= The request =
Copy every line of the data that includes the string "Résultats".

Extracted records

>>

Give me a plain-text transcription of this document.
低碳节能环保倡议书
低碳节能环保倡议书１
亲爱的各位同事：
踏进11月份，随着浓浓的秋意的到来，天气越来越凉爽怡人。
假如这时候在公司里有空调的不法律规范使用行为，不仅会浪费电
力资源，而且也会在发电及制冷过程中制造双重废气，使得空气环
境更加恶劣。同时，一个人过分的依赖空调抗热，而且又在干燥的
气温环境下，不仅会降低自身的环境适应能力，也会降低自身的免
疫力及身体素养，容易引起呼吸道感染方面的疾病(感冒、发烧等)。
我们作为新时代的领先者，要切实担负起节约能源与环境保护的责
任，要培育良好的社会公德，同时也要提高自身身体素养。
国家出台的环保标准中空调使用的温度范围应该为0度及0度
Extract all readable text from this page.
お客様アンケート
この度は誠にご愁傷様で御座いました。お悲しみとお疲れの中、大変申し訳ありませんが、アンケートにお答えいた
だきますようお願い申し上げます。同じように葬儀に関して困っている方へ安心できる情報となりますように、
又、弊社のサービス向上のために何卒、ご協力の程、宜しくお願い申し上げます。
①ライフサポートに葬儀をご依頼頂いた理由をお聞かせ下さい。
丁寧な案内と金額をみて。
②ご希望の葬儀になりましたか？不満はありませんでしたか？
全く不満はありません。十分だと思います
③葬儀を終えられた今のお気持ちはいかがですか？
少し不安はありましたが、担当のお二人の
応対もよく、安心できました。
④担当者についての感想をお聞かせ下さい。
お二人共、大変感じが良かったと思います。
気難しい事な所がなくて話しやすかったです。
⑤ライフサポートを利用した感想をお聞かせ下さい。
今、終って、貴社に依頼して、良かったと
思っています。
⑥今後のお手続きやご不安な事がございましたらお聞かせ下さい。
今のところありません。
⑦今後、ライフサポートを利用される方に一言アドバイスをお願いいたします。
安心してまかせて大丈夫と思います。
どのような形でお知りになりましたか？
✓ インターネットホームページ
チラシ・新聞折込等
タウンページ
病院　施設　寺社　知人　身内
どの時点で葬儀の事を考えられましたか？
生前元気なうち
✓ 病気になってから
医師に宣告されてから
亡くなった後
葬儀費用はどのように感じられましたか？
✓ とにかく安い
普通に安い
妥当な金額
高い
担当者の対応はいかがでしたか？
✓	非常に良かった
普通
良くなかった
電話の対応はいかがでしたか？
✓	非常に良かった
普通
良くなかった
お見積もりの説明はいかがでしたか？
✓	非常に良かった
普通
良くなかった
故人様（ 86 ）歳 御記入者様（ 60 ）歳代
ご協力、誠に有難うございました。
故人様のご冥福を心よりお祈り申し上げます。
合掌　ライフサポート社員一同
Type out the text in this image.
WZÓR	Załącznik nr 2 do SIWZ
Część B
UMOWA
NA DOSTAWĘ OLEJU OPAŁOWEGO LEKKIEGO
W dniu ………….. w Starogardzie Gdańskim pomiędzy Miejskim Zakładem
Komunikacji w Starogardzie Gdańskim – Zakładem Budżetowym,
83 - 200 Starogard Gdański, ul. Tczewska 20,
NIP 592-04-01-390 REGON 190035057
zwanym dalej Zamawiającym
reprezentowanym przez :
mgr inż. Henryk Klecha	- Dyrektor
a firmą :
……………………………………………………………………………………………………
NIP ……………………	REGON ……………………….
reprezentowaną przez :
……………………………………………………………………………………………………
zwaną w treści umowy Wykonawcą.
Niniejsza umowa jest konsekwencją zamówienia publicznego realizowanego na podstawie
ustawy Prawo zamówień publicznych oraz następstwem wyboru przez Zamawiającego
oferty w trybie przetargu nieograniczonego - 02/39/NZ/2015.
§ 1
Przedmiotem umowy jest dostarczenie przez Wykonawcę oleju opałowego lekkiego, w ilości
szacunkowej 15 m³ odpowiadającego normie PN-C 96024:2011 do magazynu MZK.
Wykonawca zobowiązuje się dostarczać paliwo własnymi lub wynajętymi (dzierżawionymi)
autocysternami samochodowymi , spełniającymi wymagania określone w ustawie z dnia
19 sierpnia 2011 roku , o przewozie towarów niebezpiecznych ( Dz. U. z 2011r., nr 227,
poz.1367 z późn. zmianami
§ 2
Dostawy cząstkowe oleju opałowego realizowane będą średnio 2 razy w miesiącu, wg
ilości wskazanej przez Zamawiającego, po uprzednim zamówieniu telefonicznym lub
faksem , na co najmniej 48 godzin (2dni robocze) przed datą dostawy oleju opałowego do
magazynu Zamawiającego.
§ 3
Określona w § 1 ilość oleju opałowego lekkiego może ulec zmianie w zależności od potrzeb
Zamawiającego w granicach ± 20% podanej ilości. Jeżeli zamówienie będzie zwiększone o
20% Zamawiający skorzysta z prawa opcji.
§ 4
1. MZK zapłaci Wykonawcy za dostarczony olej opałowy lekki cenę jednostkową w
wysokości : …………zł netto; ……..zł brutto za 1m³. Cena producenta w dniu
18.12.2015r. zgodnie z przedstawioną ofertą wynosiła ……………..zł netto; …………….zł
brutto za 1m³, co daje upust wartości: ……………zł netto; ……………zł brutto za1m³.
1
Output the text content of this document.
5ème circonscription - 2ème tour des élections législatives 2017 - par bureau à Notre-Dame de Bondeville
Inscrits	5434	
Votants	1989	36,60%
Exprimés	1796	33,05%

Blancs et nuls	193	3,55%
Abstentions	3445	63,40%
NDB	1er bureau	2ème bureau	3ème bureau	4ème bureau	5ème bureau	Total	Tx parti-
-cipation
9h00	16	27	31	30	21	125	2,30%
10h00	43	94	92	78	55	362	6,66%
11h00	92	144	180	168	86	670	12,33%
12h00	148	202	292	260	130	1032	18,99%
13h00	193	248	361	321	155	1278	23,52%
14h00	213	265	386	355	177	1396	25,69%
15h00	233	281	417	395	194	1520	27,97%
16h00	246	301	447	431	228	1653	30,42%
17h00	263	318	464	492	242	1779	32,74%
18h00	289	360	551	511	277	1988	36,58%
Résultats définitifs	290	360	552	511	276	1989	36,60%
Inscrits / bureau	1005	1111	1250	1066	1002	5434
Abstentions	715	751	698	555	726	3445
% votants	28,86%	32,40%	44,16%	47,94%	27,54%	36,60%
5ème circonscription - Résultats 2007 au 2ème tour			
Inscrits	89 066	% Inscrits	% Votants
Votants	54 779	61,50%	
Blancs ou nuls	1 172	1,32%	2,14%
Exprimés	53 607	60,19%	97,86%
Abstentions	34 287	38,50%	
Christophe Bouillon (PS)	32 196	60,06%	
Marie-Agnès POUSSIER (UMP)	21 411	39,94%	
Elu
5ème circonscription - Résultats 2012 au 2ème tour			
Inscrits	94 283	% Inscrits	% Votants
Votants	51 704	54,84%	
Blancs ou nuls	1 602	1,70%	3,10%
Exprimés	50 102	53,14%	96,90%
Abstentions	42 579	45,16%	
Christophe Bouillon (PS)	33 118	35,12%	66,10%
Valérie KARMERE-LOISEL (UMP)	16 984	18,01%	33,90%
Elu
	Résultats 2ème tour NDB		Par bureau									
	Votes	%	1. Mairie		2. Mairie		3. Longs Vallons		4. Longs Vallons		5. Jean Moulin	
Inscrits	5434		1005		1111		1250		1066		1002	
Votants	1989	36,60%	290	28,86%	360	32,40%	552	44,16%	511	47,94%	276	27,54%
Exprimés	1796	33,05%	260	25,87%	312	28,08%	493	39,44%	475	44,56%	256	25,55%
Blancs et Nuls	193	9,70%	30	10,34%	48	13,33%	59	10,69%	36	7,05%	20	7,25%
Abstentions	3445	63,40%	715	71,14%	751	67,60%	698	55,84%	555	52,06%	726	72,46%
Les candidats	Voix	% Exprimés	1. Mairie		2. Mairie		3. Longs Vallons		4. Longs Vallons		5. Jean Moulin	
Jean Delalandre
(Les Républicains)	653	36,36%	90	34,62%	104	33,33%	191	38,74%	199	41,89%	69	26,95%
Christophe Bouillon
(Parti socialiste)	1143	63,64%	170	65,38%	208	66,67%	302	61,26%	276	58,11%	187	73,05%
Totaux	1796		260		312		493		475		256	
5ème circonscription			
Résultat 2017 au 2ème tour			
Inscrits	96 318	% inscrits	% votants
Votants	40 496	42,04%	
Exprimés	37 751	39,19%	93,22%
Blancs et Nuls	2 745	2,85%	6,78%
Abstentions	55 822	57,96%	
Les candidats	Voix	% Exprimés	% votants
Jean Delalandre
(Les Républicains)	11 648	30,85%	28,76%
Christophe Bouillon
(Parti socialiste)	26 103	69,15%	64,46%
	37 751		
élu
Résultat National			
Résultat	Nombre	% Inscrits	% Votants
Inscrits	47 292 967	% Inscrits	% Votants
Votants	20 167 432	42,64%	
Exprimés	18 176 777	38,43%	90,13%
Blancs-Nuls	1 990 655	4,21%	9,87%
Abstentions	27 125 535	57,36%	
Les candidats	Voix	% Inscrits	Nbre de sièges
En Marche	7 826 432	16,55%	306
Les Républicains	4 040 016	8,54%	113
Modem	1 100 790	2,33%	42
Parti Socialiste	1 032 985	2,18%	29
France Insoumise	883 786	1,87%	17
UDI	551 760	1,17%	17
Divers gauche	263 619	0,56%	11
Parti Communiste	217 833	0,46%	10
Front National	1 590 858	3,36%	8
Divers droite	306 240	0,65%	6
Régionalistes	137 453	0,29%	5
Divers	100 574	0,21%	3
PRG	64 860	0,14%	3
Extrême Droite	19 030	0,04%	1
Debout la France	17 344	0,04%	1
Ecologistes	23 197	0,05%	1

<<

= Answer to the task =
Résultats définitifs	290	360	552	511	276	1989	36,60%
5ème circonscription - Résultats 2007 au 2ème tour			
5ème circonscription - Résultats 2012 au 2ème tour			
	Résultats 2ème tour NDB		Par bureau									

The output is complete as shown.